What is being asked :: Quote every line below exactly as it reads.

....

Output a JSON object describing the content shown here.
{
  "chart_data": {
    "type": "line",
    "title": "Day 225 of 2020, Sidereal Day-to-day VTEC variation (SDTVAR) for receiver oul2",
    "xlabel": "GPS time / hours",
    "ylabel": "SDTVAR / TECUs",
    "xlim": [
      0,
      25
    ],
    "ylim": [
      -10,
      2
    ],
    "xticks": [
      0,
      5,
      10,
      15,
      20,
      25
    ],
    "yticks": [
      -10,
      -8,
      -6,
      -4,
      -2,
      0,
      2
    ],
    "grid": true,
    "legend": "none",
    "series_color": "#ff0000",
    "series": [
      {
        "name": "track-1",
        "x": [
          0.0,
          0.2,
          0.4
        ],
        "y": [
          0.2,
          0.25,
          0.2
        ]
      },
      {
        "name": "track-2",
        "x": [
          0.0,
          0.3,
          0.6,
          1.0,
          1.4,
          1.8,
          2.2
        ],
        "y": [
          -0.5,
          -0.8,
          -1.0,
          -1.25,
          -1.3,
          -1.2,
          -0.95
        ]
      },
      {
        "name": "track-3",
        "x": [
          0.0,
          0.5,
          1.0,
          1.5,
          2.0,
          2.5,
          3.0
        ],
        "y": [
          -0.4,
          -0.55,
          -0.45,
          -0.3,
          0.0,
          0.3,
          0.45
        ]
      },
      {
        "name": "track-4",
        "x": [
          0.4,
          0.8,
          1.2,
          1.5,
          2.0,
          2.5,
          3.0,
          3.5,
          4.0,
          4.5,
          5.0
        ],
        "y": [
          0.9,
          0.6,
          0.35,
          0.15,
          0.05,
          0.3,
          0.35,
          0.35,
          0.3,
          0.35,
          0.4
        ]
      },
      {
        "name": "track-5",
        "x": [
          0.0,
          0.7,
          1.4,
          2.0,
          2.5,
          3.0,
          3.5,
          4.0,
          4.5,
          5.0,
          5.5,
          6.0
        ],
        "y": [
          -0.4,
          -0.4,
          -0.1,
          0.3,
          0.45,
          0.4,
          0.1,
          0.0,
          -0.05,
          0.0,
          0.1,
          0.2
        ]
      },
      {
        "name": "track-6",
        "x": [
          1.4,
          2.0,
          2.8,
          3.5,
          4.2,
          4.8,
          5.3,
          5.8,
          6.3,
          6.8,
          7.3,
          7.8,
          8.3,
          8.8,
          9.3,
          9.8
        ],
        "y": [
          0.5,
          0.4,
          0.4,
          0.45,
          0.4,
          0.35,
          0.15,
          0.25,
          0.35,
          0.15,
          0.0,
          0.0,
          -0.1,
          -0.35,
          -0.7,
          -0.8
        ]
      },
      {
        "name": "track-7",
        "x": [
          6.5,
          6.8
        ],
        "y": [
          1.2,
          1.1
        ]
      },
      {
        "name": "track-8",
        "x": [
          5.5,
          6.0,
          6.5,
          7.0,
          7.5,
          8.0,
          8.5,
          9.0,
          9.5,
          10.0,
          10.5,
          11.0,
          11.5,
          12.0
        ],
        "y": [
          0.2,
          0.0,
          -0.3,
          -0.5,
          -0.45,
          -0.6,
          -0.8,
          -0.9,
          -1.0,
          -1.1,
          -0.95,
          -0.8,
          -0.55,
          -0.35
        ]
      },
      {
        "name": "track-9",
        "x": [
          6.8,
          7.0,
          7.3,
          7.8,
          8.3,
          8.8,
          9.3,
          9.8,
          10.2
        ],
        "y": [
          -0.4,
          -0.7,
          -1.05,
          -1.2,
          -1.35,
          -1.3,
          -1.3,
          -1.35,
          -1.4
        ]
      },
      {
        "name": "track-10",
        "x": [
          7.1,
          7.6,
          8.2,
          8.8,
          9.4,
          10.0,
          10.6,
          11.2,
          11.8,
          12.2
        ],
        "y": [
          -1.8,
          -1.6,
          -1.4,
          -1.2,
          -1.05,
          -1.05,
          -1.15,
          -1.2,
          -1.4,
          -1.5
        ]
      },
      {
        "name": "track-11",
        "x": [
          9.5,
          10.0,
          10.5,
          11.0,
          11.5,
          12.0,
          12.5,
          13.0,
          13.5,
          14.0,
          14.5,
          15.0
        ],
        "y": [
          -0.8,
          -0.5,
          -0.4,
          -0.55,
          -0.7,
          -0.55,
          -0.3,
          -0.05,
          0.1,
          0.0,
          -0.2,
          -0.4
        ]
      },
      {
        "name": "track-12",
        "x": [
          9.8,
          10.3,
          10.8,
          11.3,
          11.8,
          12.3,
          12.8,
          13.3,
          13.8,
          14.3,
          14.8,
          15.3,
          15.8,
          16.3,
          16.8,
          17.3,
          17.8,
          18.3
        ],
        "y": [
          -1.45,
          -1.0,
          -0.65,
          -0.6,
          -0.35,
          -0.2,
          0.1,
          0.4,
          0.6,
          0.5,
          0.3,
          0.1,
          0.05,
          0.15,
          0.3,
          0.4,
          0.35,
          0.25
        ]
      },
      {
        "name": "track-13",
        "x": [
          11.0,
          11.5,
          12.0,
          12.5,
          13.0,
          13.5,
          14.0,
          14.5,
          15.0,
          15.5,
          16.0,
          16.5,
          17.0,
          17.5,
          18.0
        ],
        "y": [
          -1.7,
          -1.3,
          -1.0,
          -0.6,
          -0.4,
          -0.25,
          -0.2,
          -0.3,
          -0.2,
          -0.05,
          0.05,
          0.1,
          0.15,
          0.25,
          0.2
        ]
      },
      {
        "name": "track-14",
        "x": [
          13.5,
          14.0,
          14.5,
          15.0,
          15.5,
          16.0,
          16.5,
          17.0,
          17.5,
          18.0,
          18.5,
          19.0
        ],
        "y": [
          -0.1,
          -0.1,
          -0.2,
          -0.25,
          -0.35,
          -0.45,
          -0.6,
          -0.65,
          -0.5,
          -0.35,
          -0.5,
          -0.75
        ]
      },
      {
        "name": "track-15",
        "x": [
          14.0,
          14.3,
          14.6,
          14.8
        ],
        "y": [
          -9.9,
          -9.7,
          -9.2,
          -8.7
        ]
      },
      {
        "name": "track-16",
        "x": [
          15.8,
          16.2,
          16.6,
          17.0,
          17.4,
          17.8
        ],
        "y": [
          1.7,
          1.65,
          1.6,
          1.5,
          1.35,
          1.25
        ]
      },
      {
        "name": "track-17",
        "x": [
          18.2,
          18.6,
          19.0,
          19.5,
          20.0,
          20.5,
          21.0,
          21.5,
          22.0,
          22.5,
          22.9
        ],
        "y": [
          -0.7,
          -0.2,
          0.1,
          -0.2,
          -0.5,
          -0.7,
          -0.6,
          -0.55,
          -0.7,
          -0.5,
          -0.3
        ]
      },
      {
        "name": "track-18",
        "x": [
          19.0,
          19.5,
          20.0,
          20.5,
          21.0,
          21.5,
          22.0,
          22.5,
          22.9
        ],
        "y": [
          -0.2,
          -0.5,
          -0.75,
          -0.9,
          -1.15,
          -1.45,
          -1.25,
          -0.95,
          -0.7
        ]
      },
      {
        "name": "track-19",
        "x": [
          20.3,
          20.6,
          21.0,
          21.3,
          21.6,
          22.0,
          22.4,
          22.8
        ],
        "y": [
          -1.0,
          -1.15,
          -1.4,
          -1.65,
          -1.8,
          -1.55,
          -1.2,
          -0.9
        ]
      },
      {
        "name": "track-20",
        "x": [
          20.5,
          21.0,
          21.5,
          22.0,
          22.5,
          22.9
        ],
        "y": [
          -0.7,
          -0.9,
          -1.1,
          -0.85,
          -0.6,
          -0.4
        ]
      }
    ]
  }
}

....

Response to the exercise ::
Output a JSON object describing the content shown here.
{
  "chart_data": {
    "type": "line",
    "title": "Day 225 of 2020, Sidereal Day-to-day VTEC variation (SDTVAR) for receiver oul2",
    "xlabel": "GPS time / hours",
    "ylabel": "SDTVAR / TECUs",
    "xlim": [
      0,
      25
    ],
    "ylim": [
      -10,
      2
    ],
    "xticks": [
      0,
      5,
      10,
      15,
      20,
      25
    ],
    "yticks": [
      -10,
      -8,
      -6,
      -4,
      -2,
      0,
      2
    ],
    "grid": true,
    "legend": "none",
    "series_color": "#ff0000",
    "series": [
      {
        "name": "track-1",
        "x": [
          0.0,
          0.2,
          0.4
        ],
        "y": [
          0.2,
          0.25,
          0.2
        ]
      },
      {
        "name": "track-2",
        "x": [
          0.0,
          0.3,
          0.6,
          1.0,
          1.4,
          1.8,
          2.2
        ],
        "y": [
          -0.5,
          -0.8,
          -1.0,
          -1.25,
          -1.3,
          -1.2,
          -0.95
        ]
      },
      {
        "name": "track-3",
        "x": [
          0.0,
          0.5,
          1.0,
          1.5,
          2.0,
          2.5,
          3.0
        ],
        "y": [
          -0.4,
          -0.55,
          -0.45,
          -0.3,
          0.0,
          0.3,
          0.45
        ]
      },
      {
        "name": "track-4",
        "x": [
          0.4,
          0.8,
          1.2,
          1.5,
          2.0,
          2.5,
          3.0,
          3.5,
          4.0,
          4.5,
          5.0
        ],
        "y": [
          0.9,
          0.6,
          0.35,
          0.15,
          0.05,
          0.3,
          0.35,
          0.35,
          0.3,
          0.35,
          0.4
        ]
      },
      {
        "name": "track-5",
        "x": [
          0.0,
          0.7,
          1.4,
          2.0,
          2.5,
          3.0,
          3.5,
          4.0,
          4.5,
          5.0,
          5.5,
          6.0
        ],
        "y": [
          -0.4,
          -0.4,
          -0.1,
          0.3,
          0.45,
          0.4,
          0.1,
          0.0,
          -0.05,
          0.0,
          0.1,
          0.2
        ]
      },
      {
        "name": "track-6",
        "x": [
          1.4,
          2.0,
          2.8,
          3.5,
          4.2,
          4.8,
          5.3,
          5.8,
          6.3,
          6.8,
          7.3,
          7.8,
          8.3,
          8.8,
          9.3,
          9.8
        ],
        "y": [
          0.5,
          0.4,
          0.4,
          0.45,
          0.4,
          0.35,
          0.15,
          0.25,
          0.35,
          0.15,
          0.0,
          0.0,
          -0.1,
          -0.35,
          -0.7,
          -0.8
        ]
      },
      {
        "name": "track-7",
        "x": [
          6.5,
          6.8
        ],
        "y": [
          1.2,
          1.1
        ]
      },
      {
        "name": "track-8",
        "x": [
          5.5,
          6.0,
          6.5,
          7.0,
          7.5,
          8.0,
          8.5,
          9.0,
          9.5,
          10.0,
          10.5,
          11.0,
          11.5,
          12.0
        ],
        "y": [
          0.2,
          0.0,
          -0.3,
          -0.5,
          -0.45,
          -0.6,
          -0.8,
          -0.9,
          -1.0,
          -1.1,
          -0.95,
          -0.8,
          -0.55,
          -0.35
        ]
      },
      {
        "name": "track-9",
        "x": [
          6.8,
          7.0,
          7.3,
          7.8,
          8.3,
          8.8,
          9.3,
          9.8,
          10.2
        ],
        "y": [
          -0.4,
          -0.7,
          -1.05,
          -1.2,
          -1.35,
          -1.3,
          -1.3,
          -1.35,
          -1.4
        ]
      },
      {
        "name": "track-10",
        "x": [
          7.1,
          7.6,
          8.2,
          8.8,
          9.4,
          10.0,
          10.6,
          11.2,
          11.8,
          12.2
        ],
        "y": [
          -1.8,
          -1.6,
          -1.4,
          -1.2,
          -1.05,
          -1.05,
          -1.15,
          -1.2,
          -1.4,
          -1.5
        ]
      },
      {
        "name": "track-11",
        "x": [
          9.5,
          10.0,
          10.5,
          11.0,
          11.5,
          12.0,
          12.5,
          13.0,
          13.5,
          14.0,
          14.5,
          15.0
        ],
        "y": [
          -0.8,
          -0.5,
          -0.4,
          -0.55,
          -0.7,
          -0.55,
          -0.3,
          -0.05,
          0.1,
          0.0,
          -0.2,
          -0.4
        ]
      },
      {
        "name": "track-12",
        "x": [
          9.8,
          10.3,
          10.8,
          11.3,
          11.8,
          12.3,
          12.8,
          13.3,
          13.8,
          14.3,
          14.8,
          15.3,
          15.8,
          16.3,
          16.8,
          17.3,
          17.8,
          18.3
        ],
        "y": [
          -1.45,
          -1.0,
          -0.65,
          -0.6,
          -0.35,
          -0.2,
          0.1,
          0.4,
          0.6,
          0.5,
          0.3,
          0.1,
          0.05,
          0.15,
          0.3,
          0.4,
          0.35,
          0.25
        ]
      },
      {
        "name": "track-13",
        "x": [
          11.0,
          11.5,
          12.0,
          12.5,
          13.0,
          13.5,
          14.0,
          14.5,
          15.0,
          15.5,
          16.0,
          16.5,
          17.0,
          17.5,
          18.0
        ],
        "y": [
          -1.7,
          -1.3,
          -1.0,
          -0.6,
          -0.4,
          -0.25,
          -0.2,
          -0.3,
          -0.2,
          -0.05,
          0.05,
          0.1,
          0.15,
          0.25,
          0.2
        ]
      },
      {
        "name": "track-14",
        "x": [
          13.5,
          14.0,
          14.5,
          15.0,
          15.5,
          16.0,
          16.5,
          17.0,
          17.5,
          18.0,
          18.5,
          19.0
        ],
        "y": [
          -0.1,
          -0.1,
          -0.2,
          -0.25,
          -0.35,
          -0.45,
          -0.6,
          -0.65,
          -0.5,
          -0.35,
          -0.5,
          -0.75
        ]
      },
      {
        "name": "track-15",
        "x": [
          14.0,
          14.3,
          14.6,
          14.8
        ],
        "y": [
          -9.9,
          -9.7,
          -9.2,
          -8.7
        ]
      },
      {
        "name": "track-16",
        "x": [
          15.8,
          16.2,
          16.6,
          17.0,
          17.4,
          17.8
        ],
        "y": [
          1.7,
          1.65,
          1.6,
          1.5,
          1.35,
          1.25
        ]
      },
      {
        "name": "track-17",
        "x": [
          18.2,
          18.6,
          19.0,
          19.5,
          20.0,
          20.5,
          21.0,
          21.5,
          22.0,
          22.5,
          22.9
        ],
        "y": [
          -0.7,
          -0.2,
          0.1,
          -0.2,
          -0.5,
          -0.7,
          -0.6,
          -0.55,
          -0.7,
          -0.5,
          -0.3
        ]
      },
      {
        "name": "track-18",
        "x": [
          19.0,
          19.5,
          20.0,
          20.5,
          21.0,
          21.5,
          22.0,
          22.5,
          22.9
        ],
        "y": [
          -0.2,
          -0.5,
          -0.75,
          -0.9,
          -1.15,
          -1.45,
          -1.25,
          -0.95,
          -0.7
        ]
      },
      {
        "name": "track-19",
        "x": [
          20.3,
          20.6,
          21.0,
          21.3,
          21.6,
          22.0,
          22.4,
          22.8
        ],
        "y": [
          -1.0,
          -1.15,
          -1.4,
          -1.65,
          -1.8,
          -1.55,
          -1.2,
          -0.9
        ]
      },
      {
        "name": "track-20",
        "x": [
          20.5,
          21.0,
          21.5,
          22.0,
          22.5,
          22.9
        ],
        "y": [
          -0.7,
          -0.9,
          -1.1,
          -0.85,
          -0.6,
          -0.4
        ]
      }
    ]
  }
}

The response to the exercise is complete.